[Records from a data source]
▬▬▬
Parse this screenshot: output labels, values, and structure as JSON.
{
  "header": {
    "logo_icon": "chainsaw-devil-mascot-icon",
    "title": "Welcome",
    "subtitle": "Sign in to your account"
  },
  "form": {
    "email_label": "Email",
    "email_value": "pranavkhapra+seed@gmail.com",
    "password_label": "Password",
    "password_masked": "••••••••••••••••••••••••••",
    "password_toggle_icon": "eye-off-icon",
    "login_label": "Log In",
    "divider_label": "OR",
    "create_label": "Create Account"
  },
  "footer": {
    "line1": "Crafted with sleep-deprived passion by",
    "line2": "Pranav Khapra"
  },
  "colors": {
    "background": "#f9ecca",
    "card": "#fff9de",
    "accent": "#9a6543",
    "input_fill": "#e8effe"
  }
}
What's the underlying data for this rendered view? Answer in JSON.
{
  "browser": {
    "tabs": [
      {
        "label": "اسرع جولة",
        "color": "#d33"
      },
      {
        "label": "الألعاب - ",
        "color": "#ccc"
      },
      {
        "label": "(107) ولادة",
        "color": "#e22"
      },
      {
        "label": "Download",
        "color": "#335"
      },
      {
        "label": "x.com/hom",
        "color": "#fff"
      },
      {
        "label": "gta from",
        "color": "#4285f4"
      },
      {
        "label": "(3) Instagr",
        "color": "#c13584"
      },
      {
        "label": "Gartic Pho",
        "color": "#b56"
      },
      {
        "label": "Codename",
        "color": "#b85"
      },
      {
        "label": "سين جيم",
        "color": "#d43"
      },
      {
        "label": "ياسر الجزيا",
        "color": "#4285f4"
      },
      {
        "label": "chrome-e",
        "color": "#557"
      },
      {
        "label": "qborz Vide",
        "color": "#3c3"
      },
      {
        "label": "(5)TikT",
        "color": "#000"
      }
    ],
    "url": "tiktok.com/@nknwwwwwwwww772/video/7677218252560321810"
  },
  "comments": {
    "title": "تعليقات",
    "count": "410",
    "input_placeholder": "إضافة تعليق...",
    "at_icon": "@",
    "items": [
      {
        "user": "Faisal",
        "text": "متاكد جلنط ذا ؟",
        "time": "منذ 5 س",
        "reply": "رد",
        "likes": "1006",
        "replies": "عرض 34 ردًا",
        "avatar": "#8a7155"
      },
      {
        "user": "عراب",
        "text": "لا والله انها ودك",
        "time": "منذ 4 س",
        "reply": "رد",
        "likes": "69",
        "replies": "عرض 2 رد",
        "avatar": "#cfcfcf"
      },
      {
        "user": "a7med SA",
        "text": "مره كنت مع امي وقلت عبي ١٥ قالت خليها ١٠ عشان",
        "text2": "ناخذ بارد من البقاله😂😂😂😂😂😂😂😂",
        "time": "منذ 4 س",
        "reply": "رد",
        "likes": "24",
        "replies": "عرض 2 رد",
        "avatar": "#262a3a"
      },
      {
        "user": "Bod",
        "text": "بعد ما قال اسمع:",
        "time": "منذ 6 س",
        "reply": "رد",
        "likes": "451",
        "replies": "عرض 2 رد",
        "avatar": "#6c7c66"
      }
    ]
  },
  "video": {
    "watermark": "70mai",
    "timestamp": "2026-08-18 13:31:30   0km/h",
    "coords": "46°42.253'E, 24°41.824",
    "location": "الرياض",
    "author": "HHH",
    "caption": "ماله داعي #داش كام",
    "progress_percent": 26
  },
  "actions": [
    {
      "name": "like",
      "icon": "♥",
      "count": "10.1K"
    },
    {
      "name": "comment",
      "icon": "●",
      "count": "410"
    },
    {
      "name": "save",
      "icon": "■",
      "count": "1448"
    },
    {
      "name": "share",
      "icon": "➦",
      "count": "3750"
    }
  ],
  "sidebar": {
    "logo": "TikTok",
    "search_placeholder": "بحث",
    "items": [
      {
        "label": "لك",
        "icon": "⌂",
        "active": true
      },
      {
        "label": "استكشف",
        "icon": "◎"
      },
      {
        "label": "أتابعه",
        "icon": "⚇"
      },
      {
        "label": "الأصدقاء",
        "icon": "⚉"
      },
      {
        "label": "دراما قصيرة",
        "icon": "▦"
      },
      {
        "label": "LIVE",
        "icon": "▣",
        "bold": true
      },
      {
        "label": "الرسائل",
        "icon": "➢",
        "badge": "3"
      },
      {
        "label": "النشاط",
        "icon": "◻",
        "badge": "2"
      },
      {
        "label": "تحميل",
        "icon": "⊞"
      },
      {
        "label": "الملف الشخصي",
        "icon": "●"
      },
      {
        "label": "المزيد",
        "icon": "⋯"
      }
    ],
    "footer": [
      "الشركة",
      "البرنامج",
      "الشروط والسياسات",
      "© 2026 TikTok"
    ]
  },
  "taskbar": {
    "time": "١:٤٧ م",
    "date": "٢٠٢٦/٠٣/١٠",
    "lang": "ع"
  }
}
▬▬▬
**Written request:**
Nothing in the listing may be changed; retype it all exactly.

**The output:**
Parse this screenshot: output labels, values, and structure as JSON.
{
  "header": {
    "logo_icon": "chainsaw-devil-mascot-icon",
    "title": "Welcome",
    "subtitle": "Sign in to your account"
  },
  "form": {
    "email_label": "Email",
    "email_value": "pranavkhapra+seed@gmail.com",
    "password_label": "Password",
    "password_masked": "••••••••••••••••••••••••••",
    "password_toggle_icon": "eye-off-icon",
    "login_label": "Log In",
    "divider_label": "OR",
    "create_label": "Create Account"
  },
  "footer": {
    "line1": "Crafted with sleep-deprived passion by",
    "line2": "Pranav Khapra"
  },
  "colors": {
    "background": "#f9ecca",
    "card": "#fff9de",
    "accent": "#9a6543",
    "input_fill": "#e8effe"
  }
}
What's the underlying data for this rendered view? Answer in JSON.
{
  "browser": {
    "tabs": [
      {
        "label": "اسرع جولة",
        "color": "#d33"
      },
      {
        "label": "الألعاب - ",
        "color": "#ccc"
      },
      {
        "label": "(107) ولادة",
        "color": "#e22"
      },
      {
        "label": "Download",
        "color": "#335"
      },
      {
        "label": "x.com/hom",
        "color": "#fff"
      },
      {
        "label": "gta from",
        "color": "#4285f4"
      },
      {
        "label": "(3) Instagr",
        "color": "#c13584"
      },
      {
        "label": "Gartic Pho",
        "color": "#b56"
      },
      {
        "label": "Codename",
        "color": "#b85"
      },
      {
        "label": "سين جيم",
        "color": "#d43"
      },
      {
        "label": "ياسر الجزيا",
        "color": "#4285f4"
      },
      {
        "label": "chrome-e",
        "color": "#557"
      },
      {
        "label": "qborz Vide",
        "color": "#3c3"
      },
      {
        "label": "(5)TikT",
        "color": "#000"
      }
    ],
    "url": "tiktok.com/@nknwwwwwwwww772/video/7677218252560321810"
  },
  "comments": {
    "title": "تعليقات",
    "count": "410",
    "input_placeholder": "إضافة تعليق...",
    "at_icon": "@",
    "items": [
      {
        "user": "Faisal",
        "text": "متاكد جلنط ذا ؟",
        "time": "منذ 5 س",
        "reply": "رد",
        "likes": "1006",
        "replies": "عرض 34 ردًا",
        "avatar": "#8a7155"
      },
      {
        "user": "عراب",
        "text": "لا والله انها ودك",
        "time": "منذ 4 س",
        "reply": "رد",
        "likes": "69",
        "replies": "عرض 2 رد",
        "avatar": "#cfcfcf"
      },
      {
        "user": "a7med SA",
        "text": "مره كنت مع امي وقلت عبي ١٥ قالت خليها ١٠ عشان",
        "text2": "ناخذ بارد من البقاله😂😂😂😂😂😂😂😂",
        "time": "منذ 4 س",
        "reply": "رد",
        "likes": "24",
        "replies": "عرض 2 رد",
        "avatar": "#262a3a"
      },
      {
        "user": "Bod",
        "text": "بعد ما قال اسمع:",
        "time": "منذ 6 س",
        "reply": "رد",
        "likes": "451",
        "replies": "عرض 2 رد",
        "avatar": "#6c7c66"
      }
    ]
  },
  "video": {
    "watermark": "70mai",
    "timestamp": "2026-08-18 13:31:30   0km/h",
    "coords": "46°42.253'E, 24°41.824",
    "location": "الرياض",
    "author": "HHH",
    "caption": "ماله داعي #داش كام",
    "progress_percent": 26
  },
  "actions": [
    {
      "name": "like",
      "icon": "♥",
      "count": "10.1K"
    },
    {
      "name": "comment",
      "icon": "●",
      "count": "410"
    },
    {
      "name": "save",
      "icon": "■",
      "count": "1448"
    },
    {
      "name": "share",
      "icon": "➦",
      "count": "3750"
    }
  ],
  "sidebar": {
    "logo": "TikTok",
    "search_placeholder": "بحث",
    "items": [
      {
        "label": "لك",
        "icon": "⌂",
        "active": true
      },
      {
        "label": "استكشف",
        "icon": "◎"
      },
      {
        "label": "أتابعه",
        "icon": "⚇"
      },
      {
        "label": "الأصدقاء",
        "icon": "⚉"
      },
      {
        "label": "دراما قصيرة",
        "icon": "▦"
      },
      {
        "label": "LIVE",
        "icon": "▣",
        "bold": true
      },
      {
        "label": "الرسائل",
        "icon": "➢",
        "badge": "3"
      },
      {
        "label": "النشاط",
        "icon": "◻",
        "badge": "2"
      },
      {
        "label": "تحميل",
        "icon": "⊞"
      },
      {
        "label": "الملف الشخصي",
        "icon": "●"
      },
      {
        "label": "المزيد",
        "icon": "⋯"
      }
    ],
    "footer": [
      "الشركة",
      "البرنامج",
      "الشروط والسياسات",
      "© 2026 TikTok"
    ]
  },
  "taskbar": {
    "time": "١:٤٧ م",
    "date": "٢٠٢٦/٠٣/١٠",
    "lang": "ع"
  }
}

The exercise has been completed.